Instruction. Go through the entries below and copy each line containing the word "Kubernetes".

━━━━━ Entries shown

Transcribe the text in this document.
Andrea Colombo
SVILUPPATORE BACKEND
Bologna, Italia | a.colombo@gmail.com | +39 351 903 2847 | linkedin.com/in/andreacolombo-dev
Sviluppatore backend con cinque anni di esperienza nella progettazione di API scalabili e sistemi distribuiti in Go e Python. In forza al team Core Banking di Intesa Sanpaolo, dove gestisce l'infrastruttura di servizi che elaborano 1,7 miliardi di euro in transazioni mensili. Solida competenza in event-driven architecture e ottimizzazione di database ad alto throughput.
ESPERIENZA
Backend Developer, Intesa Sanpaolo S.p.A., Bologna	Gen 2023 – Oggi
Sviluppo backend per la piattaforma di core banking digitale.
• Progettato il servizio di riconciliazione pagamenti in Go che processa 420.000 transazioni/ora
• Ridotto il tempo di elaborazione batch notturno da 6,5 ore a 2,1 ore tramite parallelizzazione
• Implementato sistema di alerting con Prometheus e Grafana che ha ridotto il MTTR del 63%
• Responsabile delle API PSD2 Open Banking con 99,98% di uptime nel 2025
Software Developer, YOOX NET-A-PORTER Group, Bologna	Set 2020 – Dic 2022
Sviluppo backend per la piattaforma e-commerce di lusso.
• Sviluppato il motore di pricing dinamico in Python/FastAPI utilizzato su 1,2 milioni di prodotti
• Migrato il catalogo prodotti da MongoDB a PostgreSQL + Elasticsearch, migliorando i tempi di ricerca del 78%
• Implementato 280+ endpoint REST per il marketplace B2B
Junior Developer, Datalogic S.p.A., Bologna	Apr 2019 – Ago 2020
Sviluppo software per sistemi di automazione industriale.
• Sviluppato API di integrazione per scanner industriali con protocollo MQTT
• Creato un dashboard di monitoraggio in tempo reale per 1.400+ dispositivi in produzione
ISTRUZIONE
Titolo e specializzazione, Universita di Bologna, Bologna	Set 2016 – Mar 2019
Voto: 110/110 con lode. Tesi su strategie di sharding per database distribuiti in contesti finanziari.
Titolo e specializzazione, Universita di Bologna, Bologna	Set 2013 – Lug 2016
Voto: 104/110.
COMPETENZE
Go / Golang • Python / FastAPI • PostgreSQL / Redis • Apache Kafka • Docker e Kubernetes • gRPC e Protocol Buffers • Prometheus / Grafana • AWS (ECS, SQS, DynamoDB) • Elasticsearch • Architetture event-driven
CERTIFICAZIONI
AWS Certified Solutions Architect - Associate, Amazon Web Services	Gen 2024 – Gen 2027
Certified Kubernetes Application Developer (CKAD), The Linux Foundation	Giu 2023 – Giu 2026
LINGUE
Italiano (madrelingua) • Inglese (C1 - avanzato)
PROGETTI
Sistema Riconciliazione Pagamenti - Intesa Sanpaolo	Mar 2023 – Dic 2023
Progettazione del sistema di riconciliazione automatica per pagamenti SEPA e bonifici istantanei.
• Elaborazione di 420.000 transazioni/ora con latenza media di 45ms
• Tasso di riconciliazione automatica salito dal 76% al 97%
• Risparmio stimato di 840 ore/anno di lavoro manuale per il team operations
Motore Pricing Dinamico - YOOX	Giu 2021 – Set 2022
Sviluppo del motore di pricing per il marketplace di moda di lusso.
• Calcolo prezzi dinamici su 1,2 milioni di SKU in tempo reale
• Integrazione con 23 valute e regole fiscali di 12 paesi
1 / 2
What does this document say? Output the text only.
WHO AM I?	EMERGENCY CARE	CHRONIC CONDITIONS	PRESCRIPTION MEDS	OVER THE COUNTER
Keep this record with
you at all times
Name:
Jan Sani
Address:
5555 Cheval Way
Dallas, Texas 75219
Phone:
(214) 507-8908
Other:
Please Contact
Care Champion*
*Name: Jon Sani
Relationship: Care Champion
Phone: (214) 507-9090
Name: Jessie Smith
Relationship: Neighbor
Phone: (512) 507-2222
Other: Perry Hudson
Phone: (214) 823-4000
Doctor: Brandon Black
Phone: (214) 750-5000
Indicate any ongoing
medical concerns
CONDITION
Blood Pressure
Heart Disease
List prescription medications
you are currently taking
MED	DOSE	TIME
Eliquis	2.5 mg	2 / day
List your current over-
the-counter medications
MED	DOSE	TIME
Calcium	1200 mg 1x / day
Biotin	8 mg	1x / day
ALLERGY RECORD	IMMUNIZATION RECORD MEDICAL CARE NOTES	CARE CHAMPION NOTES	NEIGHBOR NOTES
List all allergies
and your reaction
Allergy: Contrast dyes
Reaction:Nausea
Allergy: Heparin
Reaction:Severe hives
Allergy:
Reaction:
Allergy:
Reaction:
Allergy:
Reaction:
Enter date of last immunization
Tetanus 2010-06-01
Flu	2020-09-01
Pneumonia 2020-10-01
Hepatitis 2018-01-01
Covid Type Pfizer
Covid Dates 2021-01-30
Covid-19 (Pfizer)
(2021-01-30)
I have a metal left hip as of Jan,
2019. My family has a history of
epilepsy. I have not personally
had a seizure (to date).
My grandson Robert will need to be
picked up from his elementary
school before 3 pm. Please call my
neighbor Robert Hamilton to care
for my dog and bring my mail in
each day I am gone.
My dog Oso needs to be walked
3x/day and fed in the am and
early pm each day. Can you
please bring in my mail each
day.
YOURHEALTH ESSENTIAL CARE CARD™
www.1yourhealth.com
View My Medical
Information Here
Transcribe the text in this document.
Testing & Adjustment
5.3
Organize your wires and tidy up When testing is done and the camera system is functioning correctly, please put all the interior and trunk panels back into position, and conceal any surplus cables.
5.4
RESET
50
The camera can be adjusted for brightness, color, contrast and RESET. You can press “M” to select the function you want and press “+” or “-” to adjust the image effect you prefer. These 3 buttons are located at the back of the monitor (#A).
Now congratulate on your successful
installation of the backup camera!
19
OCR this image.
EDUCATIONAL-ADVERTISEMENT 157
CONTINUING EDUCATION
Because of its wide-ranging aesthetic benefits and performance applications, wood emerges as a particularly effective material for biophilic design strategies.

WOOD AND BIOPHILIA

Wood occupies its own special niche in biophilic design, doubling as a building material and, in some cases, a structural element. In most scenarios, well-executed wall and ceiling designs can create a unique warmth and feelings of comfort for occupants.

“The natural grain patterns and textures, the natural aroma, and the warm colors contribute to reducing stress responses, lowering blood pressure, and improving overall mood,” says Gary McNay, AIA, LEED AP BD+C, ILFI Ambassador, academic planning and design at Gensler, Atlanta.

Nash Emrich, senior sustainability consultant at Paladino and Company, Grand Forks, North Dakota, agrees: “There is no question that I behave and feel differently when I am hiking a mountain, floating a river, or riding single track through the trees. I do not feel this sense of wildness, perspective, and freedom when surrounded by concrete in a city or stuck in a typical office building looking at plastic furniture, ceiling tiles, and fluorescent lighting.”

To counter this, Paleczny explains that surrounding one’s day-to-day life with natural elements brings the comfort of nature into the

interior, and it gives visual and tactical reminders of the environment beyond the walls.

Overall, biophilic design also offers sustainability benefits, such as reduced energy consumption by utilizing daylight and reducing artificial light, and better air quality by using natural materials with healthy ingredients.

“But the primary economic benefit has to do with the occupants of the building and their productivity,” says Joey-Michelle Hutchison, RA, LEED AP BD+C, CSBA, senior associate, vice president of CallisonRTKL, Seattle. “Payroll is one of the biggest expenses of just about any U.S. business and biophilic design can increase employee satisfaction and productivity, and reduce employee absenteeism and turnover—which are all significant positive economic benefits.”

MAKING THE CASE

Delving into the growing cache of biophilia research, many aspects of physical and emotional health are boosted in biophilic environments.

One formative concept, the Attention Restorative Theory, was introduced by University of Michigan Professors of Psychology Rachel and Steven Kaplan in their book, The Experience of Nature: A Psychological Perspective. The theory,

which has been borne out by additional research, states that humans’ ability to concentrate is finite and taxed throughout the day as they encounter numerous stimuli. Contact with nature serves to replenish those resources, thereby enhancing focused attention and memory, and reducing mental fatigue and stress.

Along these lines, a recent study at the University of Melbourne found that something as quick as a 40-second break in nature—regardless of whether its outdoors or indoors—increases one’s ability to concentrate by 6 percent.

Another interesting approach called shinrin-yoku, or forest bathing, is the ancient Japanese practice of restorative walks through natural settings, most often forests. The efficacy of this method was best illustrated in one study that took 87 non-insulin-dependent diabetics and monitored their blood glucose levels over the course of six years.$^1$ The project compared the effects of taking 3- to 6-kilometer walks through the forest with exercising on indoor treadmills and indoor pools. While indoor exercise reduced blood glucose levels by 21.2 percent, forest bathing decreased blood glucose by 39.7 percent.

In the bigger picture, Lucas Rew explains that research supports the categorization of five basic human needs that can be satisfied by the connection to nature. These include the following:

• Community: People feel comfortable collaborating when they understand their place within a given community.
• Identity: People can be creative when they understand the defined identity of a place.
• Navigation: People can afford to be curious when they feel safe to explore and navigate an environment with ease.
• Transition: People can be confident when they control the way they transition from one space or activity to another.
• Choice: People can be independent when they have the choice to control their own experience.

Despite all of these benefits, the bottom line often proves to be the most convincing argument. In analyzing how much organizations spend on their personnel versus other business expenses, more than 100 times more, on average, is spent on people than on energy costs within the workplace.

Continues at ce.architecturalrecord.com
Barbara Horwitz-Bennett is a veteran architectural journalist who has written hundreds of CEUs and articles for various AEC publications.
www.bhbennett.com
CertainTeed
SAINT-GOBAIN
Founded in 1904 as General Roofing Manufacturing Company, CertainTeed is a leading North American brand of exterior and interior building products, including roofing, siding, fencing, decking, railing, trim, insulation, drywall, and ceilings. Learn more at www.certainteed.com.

━━━━━━━━━━

Task answer.
Go / Golang • Python / FastAPI • PostgreSQL / Redis • Apache Kafka • Docker e Kubernetes • gRPC e Protocol Buffers • Prometheus / Grafana • AWS (ECS, SQS, DynamoDB) • Elasticsearch • Architetture event-driven
Certified Kubernetes Application Developer (CKAD), The Linux Foundation	Giu 2023 – Giu 2026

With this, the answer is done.